begin Data extract

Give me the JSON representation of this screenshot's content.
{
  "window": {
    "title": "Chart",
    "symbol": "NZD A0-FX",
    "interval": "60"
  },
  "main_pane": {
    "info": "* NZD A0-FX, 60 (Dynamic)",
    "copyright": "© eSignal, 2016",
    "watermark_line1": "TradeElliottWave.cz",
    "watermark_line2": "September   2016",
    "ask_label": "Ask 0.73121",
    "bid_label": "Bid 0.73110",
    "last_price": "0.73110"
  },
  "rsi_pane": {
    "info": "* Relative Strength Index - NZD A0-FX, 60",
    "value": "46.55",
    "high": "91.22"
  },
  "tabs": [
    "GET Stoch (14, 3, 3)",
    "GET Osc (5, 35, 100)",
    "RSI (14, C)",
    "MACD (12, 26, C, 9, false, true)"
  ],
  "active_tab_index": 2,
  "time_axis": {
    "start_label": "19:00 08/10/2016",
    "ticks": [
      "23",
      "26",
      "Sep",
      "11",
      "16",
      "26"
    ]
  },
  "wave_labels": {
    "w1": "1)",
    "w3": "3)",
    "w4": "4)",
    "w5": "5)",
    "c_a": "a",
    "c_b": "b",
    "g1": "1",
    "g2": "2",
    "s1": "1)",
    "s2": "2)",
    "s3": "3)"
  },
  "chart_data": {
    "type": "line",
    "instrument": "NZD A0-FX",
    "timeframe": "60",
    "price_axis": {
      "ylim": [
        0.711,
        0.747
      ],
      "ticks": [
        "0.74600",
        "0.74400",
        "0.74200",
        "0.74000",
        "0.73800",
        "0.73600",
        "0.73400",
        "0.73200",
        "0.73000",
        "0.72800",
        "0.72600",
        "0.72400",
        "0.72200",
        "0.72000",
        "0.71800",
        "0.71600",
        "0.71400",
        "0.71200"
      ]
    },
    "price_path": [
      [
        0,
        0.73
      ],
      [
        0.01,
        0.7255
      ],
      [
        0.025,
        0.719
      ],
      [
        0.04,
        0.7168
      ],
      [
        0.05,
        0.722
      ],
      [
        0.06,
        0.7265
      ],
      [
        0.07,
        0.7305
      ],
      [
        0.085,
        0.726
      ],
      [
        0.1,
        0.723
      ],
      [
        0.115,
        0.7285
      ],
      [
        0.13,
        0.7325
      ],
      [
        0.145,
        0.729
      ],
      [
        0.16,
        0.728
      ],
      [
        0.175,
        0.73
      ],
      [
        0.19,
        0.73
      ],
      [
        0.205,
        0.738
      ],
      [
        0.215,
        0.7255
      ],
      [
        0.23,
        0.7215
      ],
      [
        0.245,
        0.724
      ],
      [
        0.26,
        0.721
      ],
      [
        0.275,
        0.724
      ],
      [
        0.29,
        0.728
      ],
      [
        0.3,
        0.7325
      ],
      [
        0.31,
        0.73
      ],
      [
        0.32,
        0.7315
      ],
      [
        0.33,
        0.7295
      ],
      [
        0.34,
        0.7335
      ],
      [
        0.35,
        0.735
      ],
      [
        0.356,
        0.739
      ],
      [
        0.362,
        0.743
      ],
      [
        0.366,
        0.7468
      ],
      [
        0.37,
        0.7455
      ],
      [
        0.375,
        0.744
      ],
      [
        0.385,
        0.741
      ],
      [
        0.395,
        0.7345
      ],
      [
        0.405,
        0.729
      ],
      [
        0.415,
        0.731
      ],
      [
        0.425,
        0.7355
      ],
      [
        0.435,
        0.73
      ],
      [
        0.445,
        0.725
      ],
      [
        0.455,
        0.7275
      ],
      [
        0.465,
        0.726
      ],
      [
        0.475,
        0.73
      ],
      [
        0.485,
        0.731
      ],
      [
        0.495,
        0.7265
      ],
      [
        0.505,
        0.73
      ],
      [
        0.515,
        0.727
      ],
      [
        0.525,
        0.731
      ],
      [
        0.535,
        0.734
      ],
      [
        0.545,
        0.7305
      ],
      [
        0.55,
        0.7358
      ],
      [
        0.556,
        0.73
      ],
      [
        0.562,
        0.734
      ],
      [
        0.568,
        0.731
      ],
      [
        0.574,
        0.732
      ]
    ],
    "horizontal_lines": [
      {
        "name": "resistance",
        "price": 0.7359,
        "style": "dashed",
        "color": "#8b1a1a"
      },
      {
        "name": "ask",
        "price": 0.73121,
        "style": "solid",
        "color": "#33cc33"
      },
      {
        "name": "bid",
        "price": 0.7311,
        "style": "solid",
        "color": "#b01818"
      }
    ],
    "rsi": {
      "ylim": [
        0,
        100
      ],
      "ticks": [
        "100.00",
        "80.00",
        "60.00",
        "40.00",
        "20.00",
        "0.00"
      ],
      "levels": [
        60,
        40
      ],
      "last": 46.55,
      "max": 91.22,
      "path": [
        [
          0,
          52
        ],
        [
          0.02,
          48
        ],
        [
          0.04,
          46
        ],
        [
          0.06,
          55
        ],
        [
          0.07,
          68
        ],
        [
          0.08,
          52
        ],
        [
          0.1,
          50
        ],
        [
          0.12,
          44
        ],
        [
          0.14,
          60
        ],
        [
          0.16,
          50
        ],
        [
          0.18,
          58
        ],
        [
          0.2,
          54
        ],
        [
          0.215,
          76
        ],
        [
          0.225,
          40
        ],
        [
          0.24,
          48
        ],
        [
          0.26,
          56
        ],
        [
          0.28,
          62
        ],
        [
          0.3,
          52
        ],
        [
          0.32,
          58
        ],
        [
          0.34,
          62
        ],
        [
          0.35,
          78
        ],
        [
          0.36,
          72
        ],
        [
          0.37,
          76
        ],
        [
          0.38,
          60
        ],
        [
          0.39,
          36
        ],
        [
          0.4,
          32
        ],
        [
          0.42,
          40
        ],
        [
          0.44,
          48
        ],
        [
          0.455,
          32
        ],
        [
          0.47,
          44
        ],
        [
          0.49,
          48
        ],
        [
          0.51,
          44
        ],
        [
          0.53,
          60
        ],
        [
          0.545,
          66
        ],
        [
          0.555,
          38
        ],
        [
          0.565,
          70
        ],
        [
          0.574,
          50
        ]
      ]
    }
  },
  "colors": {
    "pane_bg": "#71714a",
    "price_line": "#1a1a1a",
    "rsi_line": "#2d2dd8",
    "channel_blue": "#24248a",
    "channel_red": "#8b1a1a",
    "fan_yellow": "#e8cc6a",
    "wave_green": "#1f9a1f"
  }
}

end Data extract

Problem requirements.
Without changing a word, restate the whole listing.

The result.
Give me the JSON representation of this screenshot's content.
{
  "window": {
    "title": "Chart",
    "symbol": "NZD A0-FX",
    "interval": "60"
  },
  "main_pane": {
    "info": "* NZD A0-FX, 60 (Dynamic)",
    "copyright": "© eSignal, 2016",
    "watermark_line1": "TradeElliottWave.cz",
    "watermark_line2": "September   2016",
    "ask_label": "Ask 0.73121",
    "bid_label": "Bid 0.73110",
    "last_price": "0.73110"
  },
  "rsi_pane": {
    "info": "* Relative Strength Index - NZD A0-FX, 60",
    "value": "46.55",
    "high": "91.22"
  },
  "tabs": [
    "GET Stoch (14, 3, 3)",
    "GET Osc (5, 35, 100)",
    "RSI (14, C)",
    "MACD (12, 26, C, 9, false, true)"
  ],
  "active_tab_index": 2,
  "time_axis": {
    "start_label": "19:00 08/10/2016",
    "ticks": [
      "23",
      "26",
      "Sep",
      "11",
      "16",
      "26"
    ]
  },
  "wave_labels": {
    "w1": "1)",
    "w3": "3)",
    "w4": "4)",
    "w5": "5)",
    "c_a": "a",
    "c_b": "b",
    "g1": "1",
    "g2": "2",
    "s1": "1)",
    "s2": "2)",
    "s3": "3)"
  },
  "chart_data": {
    "type": "line",
    "instrument": "NZD A0-FX",
    "timeframe": "60",
    "price_axis": {
      "ylim": [
        0.711,
        0.747
      ],
      "ticks": [
        "0.74600",
        "0.74400",
        "0.74200",
        "0.74000",
        "0.73800",
        "0.73600",
        "0.73400",
        "0.73200",
        "0.73000",
        "0.72800",
        "0.72600",
        "0.72400",
        "0.72200",
        "0.72000",
        "0.71800",
        "0.71600",
        "0.71400",
        "0.71200"
      ]
    },
    "price_path": [
      [
        0,
        0.73
      ],
      [
        0.01,
        0.7255
      ],
      [
        0.025,
        0.719
      ],
      [
        0.04,
        0.7168
      ],
      [
        0.05,
        0.722
      ],
      [
        0.06,
        0.7265
      ],
      [
        0.07,
        0.7305
      ],
      [
        0.085,
        0.726
      ],
      [
        0.1,
        0.723
      ],
      [
        0.115,
        0.7285
      ],
      [
        0.13,
        0.7325
      ],
      [
        0.145,
        0.729
      ],
      [
        0.16,
        0.728
      ],
      [
        0.175,
        0.73
      ],
      [
        0.19,
        0.73
      ],
      [
        0.205,
        0.738
      ],
      [
        0.215,
        0.7255
      ],
      [
        0.23,
        0.7215
      ],
      [
        0.245,
        0.724
      ],
      [
        0.26,
        0.721
      ],
      [
        0.275,
        0.724
      ],
      [
        0.29,
        0.728
      ],
      [
        0.3,
        0.7325
      ],
      [
        0.31,
        0.73
      ],
      [
        0.32,
        0.7315
      ],
      [
        0.33,
        0.7295
      ],
      [
        0.34,
        0.7335
      ],
      [
        0.35,
        0.735
      ],
      [
        0.356,
        0.739
      ],
      [
        0.362,
        0.743
      ],
      [
        0.366,
        0.7468
      ],
      [
        0.37,
        0.7455
      ],
      [
        0.375,
        0.744
      ],
      [
        0.385,
        0.741
      ],
      [
        0.395,
        0.7345
      ],
      [
        0.405,
        0.729
      ],
      [
        0.415,
        0.731
      ],
      [
        0.425,
        0.7355
      ],
      [
        0.435,
        0.73
      ],
      [
        0.445,
        0.725
      ],
      [
        0.455,
        0.7275
      ],
      [
        0.465,
        0.726
      ],
      [
        0.475,
        0.73
      ],
      [
        0.485,
        0.731
      ],
      [
        0.495,
        0.7265
      ],
      [
        0.505,
        0.73
      ],
      [
        0.515,
        0.727
      ],
      [
        0.525,
        0.731
      ],
      [
        0.535,
        0.734
      ],
      [
        0.545,
        0.7305
      ],
      [
        0.55,
        0.7358
      ],
      [
        0.556,
        0.73
      ],
      [
        0.562,
        0.734
      ],
      [
        0.568,
        0.731
      ],
      [
        0.574,
        0.732
      ]
    ],
    "horizontal_lines": [
      {
        "name": "resistance",
        "price": 0.7359,
        "style": "dashed",
        "color": "#8b1a1a"
      },
      {
        "name": "ask",
        "price": 0.73121,
        "style": "solid",
        "color": "#33cc33"
      },
      {
        "name": "bid",
        "price": 0.7311,
        "style": "solid",
        "color": "#b01818"
      }
    ],
    "rsi": {
      "ylim": [
        0,
        100
      ],
      "ticks": [
        "100.00",
        "80.00",
        "60.00",
        "40.00",
        "20.00",
        "0.00"
      ],
      "levels": [
        60,
        40
      ],
      "last": 46.55,
      "max": 91.22,
      "path": [
        [
          0,
          52
        ],
        [
          0.02,
          48
        ],
        [
          0.04,
          46
        ],
        [
          0.06,
          55
        ],
        [
          0.07,
          68
        ],
        [
          0.08,
          52
        ],
        [
          0.1,
          50
        ],
        [
          0.12,
          44
        ],
        [
          0.14,
          60
        ],
        [
          0.16,
          50
        ],
        [
          0.18,
          58
        ],
        [
          0.2,
          54
        ],
        [
          0.215,
          76
        ],
        [
          0.225,
          40
        ],
        [
          0.24,
          48
        ],
        [
          0.26,
          56
        ],
        [
          0.28,
          62
        ],
        [
          0.3,
          52
        ],
        [
          0.32,
          58
        ],
        [
          0.34,
          62
        ],
        [
          0.35,
          78
        ],
        [
          0.36,
          72
        ],
        [
          0.37,
          76
        ],
        [
          0.38,
          60
        ],
        [
          0.39,
          36
        ],
        [
          0.4,
          32
        ],
        [
          0.42,
          40
        ],
        [
          0.44,
          48
        ],
        [
          0.455,
          32
        ],
        [
          0.47,
          44
        ],
        [
          0.49,
          48
        ],
        [
          0.51,
          44
        ],
        [
          0.53,
          60
        ],
        [
          0.545,
          66
        ],
        [
          0.555,
          38
        ],
        [
          0.565,
          70
        ],
        [
          0.574,
          50
        ]
      ]
    }
  },
  "colors": {
    "pane_bg": "#71714a",
    "price_line": "#1a1a1a",
    "rsi_line": "#2d2dd8",
    "channel_blue": "#24248a",
    "channel_red": "#8b1a1a",
    "fan_yellow": "#e8cc6a",
    "wave_green": "#1f9a1f"
  }
}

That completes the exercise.